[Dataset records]

····················

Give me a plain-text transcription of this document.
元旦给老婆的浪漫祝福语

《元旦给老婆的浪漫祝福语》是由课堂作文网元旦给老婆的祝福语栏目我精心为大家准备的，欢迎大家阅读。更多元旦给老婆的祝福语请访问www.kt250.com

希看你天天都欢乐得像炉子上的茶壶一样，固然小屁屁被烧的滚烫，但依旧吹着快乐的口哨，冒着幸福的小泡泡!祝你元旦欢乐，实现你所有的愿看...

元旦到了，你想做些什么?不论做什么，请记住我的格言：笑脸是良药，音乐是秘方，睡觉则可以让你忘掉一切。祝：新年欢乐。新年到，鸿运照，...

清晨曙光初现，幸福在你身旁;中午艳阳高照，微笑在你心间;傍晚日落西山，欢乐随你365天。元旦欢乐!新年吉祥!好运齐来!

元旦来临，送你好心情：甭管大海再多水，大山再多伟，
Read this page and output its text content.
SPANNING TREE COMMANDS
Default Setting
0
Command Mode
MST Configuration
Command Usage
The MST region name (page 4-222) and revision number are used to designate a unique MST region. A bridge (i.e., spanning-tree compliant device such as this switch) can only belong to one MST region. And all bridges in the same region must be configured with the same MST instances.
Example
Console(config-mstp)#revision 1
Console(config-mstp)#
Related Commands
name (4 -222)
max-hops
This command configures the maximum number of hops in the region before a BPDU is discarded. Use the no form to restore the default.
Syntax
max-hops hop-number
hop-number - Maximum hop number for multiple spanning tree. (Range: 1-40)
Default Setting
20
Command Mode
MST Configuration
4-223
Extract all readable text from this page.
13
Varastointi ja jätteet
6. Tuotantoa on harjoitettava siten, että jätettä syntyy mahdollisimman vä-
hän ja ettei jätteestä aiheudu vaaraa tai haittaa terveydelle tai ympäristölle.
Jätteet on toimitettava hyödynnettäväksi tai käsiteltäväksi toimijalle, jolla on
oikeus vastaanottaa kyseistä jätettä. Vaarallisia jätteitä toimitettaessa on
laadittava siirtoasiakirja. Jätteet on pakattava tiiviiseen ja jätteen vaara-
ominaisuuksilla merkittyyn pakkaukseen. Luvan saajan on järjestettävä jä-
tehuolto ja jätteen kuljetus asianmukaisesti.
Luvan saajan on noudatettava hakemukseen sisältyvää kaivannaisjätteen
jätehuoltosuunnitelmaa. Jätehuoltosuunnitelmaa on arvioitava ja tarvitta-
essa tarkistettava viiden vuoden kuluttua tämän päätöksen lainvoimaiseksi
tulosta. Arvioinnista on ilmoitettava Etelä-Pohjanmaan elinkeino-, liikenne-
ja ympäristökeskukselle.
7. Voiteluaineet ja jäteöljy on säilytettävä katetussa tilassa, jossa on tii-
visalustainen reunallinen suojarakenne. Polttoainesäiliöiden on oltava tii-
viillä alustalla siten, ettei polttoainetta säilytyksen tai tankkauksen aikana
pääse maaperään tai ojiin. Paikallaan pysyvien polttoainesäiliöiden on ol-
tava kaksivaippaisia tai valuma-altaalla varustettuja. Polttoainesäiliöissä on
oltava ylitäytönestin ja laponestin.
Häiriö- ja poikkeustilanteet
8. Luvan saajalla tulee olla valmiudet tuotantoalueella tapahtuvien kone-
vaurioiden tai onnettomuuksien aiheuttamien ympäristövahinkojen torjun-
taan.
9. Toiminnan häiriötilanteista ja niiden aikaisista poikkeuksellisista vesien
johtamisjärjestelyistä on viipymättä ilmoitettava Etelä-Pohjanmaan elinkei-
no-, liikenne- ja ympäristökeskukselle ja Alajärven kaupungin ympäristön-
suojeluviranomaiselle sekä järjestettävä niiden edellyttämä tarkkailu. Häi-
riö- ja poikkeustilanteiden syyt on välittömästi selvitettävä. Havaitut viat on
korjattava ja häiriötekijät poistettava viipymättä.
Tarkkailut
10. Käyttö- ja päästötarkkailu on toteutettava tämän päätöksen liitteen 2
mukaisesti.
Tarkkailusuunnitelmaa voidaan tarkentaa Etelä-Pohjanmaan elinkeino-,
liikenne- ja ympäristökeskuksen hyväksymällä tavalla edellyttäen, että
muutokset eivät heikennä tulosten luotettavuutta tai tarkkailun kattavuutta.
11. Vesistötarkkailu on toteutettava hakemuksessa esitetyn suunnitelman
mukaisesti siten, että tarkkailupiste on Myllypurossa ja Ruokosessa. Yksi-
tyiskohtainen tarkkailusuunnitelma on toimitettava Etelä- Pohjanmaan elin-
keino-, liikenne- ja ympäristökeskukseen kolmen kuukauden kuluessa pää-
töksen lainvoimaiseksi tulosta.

····················

[Requirement] Copy out every line of the data that includes the word "mstp".

[Solution below]
Console(config-mstp)#revision 1
Console(config-mstp)#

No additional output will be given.